_Exercise description:_ Below are entries. Pull out all lines containing "Output".

_Supplied entries:_
-- START --

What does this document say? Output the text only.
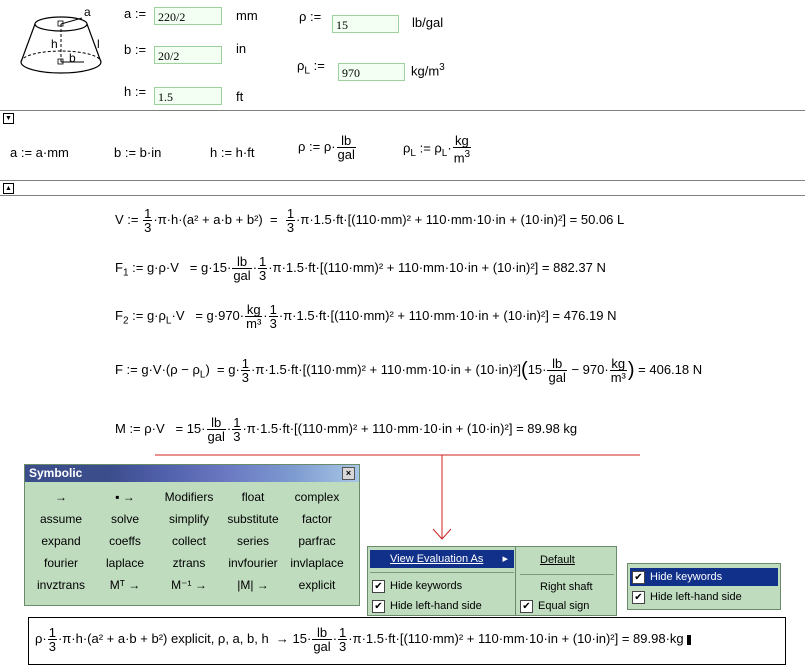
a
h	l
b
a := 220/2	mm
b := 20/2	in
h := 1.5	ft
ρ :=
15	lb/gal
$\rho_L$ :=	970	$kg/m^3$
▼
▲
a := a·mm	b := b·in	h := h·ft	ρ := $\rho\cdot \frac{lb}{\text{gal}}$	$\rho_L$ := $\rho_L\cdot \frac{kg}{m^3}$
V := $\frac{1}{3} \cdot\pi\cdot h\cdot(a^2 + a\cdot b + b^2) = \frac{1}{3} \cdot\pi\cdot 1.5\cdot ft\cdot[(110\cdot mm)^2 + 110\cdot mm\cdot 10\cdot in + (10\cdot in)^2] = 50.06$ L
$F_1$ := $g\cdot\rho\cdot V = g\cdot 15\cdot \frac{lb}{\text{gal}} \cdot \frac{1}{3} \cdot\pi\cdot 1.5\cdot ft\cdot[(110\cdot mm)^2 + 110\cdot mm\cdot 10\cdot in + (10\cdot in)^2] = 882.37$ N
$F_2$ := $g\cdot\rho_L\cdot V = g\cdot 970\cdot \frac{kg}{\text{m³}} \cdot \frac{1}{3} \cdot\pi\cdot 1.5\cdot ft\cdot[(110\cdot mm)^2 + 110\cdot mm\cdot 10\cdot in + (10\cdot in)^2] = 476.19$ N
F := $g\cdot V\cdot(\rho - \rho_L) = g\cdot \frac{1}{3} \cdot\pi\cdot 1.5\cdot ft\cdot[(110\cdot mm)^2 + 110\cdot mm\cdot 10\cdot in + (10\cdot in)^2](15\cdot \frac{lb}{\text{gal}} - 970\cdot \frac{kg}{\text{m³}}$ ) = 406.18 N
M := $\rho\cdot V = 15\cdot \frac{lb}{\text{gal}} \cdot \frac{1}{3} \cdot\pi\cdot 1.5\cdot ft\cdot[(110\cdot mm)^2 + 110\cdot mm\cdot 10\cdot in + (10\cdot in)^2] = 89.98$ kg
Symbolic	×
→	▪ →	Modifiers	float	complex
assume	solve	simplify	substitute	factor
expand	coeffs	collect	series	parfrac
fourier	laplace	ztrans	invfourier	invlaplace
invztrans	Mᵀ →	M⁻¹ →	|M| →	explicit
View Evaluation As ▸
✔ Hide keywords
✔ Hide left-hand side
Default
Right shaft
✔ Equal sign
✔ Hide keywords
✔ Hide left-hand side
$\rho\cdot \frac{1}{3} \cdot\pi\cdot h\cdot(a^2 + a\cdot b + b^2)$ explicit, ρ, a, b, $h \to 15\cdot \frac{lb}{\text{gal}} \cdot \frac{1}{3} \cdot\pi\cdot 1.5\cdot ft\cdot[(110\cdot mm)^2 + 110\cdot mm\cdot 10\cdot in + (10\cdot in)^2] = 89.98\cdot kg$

-- END --
-- START --

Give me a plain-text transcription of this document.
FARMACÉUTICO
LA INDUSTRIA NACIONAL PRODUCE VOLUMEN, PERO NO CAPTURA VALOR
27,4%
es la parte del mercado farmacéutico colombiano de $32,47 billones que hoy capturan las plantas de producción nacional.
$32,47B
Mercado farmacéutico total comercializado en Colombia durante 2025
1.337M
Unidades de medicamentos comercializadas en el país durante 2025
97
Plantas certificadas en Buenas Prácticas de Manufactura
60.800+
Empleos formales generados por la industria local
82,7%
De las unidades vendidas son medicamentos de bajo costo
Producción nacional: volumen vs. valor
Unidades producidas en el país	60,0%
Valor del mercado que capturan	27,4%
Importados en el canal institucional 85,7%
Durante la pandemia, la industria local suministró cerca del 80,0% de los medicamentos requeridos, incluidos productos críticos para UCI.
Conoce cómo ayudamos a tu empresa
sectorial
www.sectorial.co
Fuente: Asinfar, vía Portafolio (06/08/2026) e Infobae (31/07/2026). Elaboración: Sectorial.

-- END --
-- START --

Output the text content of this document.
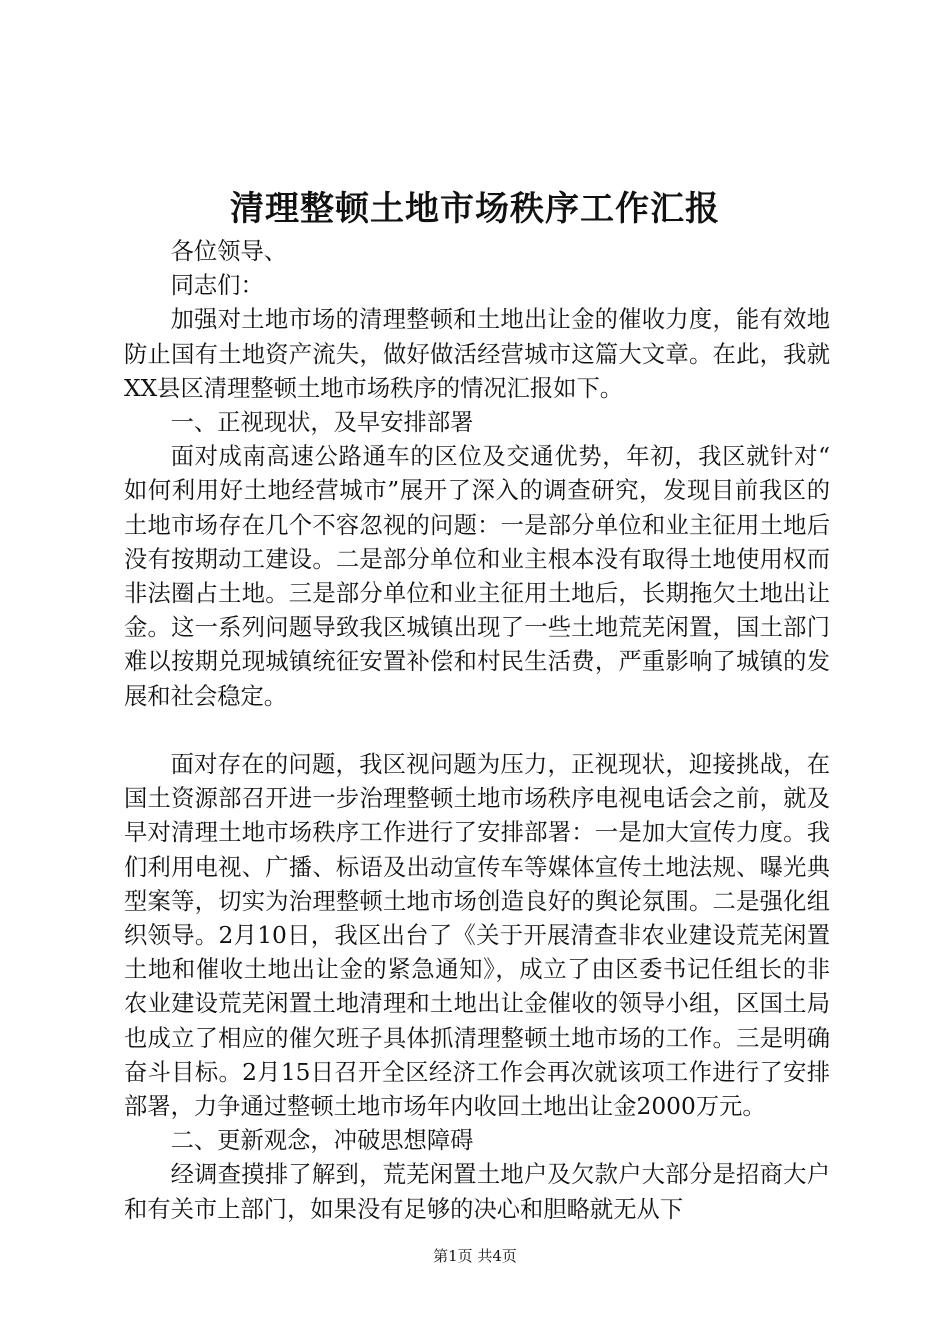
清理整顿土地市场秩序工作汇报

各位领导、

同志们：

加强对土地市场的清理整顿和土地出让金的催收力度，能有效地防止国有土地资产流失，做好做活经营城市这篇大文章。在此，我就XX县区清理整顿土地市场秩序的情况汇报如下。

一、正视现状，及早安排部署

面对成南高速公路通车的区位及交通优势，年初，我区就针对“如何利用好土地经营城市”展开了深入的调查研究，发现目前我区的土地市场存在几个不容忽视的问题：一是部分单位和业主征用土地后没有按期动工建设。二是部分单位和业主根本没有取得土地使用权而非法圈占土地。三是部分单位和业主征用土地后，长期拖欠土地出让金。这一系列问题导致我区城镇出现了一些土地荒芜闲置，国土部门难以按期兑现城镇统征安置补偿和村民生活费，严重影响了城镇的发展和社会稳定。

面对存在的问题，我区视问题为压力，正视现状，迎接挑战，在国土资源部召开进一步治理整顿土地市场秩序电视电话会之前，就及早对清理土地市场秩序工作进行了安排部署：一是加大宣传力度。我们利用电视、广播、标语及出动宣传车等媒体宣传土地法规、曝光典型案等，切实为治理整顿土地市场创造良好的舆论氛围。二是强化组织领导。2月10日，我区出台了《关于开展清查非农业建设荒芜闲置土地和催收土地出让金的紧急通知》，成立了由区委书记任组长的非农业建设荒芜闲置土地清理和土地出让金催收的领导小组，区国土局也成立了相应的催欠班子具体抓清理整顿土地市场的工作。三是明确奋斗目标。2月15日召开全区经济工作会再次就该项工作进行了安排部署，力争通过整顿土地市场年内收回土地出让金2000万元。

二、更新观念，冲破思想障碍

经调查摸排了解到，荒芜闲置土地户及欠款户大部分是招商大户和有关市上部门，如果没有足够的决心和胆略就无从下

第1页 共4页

-- END --

_Answer:_
What does this document say? Output the text only.
Output the text content of this document.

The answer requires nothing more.